▶ **THE TASK**
Locate the word "name" in the entries below, then gather every line that holds it.

— Begin MATERIAL TO PROCESS —

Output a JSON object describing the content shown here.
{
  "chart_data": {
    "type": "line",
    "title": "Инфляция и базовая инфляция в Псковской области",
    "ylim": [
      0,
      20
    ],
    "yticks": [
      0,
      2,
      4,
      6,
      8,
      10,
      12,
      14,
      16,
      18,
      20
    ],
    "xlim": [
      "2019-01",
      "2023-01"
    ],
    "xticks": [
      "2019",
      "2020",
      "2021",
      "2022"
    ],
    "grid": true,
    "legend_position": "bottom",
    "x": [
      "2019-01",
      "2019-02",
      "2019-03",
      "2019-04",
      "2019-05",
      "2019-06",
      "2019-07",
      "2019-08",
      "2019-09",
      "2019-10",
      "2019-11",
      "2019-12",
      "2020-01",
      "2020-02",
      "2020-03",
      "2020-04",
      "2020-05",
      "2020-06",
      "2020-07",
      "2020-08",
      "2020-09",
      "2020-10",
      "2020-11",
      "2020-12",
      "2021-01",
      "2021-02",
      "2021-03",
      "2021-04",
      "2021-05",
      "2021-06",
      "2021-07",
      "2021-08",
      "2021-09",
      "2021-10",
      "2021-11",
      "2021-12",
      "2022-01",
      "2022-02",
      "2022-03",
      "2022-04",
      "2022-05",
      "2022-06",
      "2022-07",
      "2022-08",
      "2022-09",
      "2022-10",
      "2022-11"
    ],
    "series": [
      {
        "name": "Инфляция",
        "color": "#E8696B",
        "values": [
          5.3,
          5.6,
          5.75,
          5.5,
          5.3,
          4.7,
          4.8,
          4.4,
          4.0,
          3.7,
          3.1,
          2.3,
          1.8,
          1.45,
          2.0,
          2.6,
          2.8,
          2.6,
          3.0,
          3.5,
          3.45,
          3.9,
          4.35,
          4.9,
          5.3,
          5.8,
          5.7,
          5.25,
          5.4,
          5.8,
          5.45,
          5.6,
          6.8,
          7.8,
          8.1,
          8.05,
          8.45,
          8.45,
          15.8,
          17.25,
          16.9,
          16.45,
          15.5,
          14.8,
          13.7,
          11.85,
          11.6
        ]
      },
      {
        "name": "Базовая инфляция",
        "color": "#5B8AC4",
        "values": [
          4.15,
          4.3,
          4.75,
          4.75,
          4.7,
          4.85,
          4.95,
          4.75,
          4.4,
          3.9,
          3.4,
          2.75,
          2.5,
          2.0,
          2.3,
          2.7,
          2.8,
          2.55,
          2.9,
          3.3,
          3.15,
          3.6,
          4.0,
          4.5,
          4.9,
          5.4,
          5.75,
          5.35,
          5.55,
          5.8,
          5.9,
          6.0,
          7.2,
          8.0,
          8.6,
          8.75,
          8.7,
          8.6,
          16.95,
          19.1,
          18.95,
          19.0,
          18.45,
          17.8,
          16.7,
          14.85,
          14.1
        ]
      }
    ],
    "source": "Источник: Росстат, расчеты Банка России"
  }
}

— End MATERIAL TO PROCESS —

▶ **SOLUTION**
        "name": "Инфляция",
        "name": "Базовая инфляция",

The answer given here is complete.